Set task —
Transcribe the records that follow. Keep every word exactly, and drop the pictures.

** start **

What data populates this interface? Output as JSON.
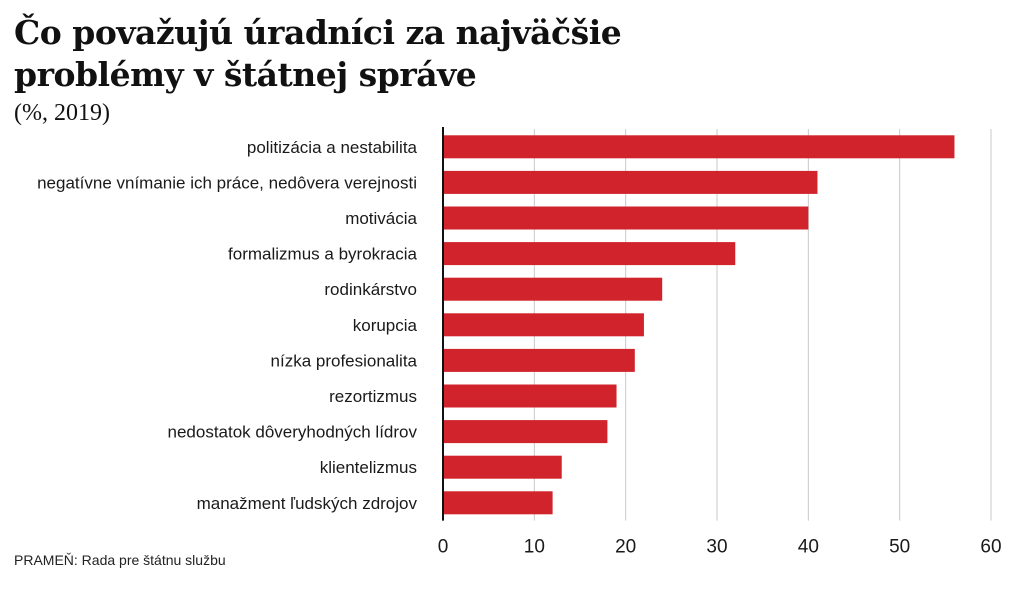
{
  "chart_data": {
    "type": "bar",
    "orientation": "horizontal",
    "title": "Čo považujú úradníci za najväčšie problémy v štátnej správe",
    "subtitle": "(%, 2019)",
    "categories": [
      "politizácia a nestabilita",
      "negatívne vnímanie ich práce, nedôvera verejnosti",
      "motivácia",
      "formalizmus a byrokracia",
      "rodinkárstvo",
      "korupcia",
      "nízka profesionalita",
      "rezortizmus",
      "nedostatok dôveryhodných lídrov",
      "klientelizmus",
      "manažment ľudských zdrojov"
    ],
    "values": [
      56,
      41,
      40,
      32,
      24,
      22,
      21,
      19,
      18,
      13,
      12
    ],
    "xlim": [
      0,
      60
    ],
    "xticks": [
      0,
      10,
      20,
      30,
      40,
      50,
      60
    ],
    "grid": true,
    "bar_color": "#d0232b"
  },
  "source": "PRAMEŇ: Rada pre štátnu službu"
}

** end **

The answer —
What data populates this interface? Output as JSON.
{
  "chart_data": {
    "type": "bar",
    "orientation": "horizontal",
    "title": "Čo považujú úradníci za najväčšie problémy v štátnej správe",
    "subtitle": "(%, 2019)",
    "categories": [
      "politizácia a nestabilita",
      "negatívne vnímanie ich práce, nedôvera verejnosti",
      "motivácia",
      "formalizmus a byrokracia",
      "rodinkárstvo",
      "korupcia",
      "nízka profesionalita",
      "rezortizmus",
      "nedostatok dôveryhodných lídrov",
      "klientelizmus",
      "manažment ľudských zdrojov"
    ],
    "values": [
      56,
      41,
      40,
      32,
      24,
      22,
      21,
      19,
      18,
      13,
      12
    ],
    "xlim": [
      0,
      60
    ],
    "xticks": [
      0,
      10,
      20,
      30,
      40,
      50,
      60
    ],
    "grid": true,
    "bar_color": "#d0232b"
  },
  "source": "PRAMEŇ: Rada pre štátnu službu"
}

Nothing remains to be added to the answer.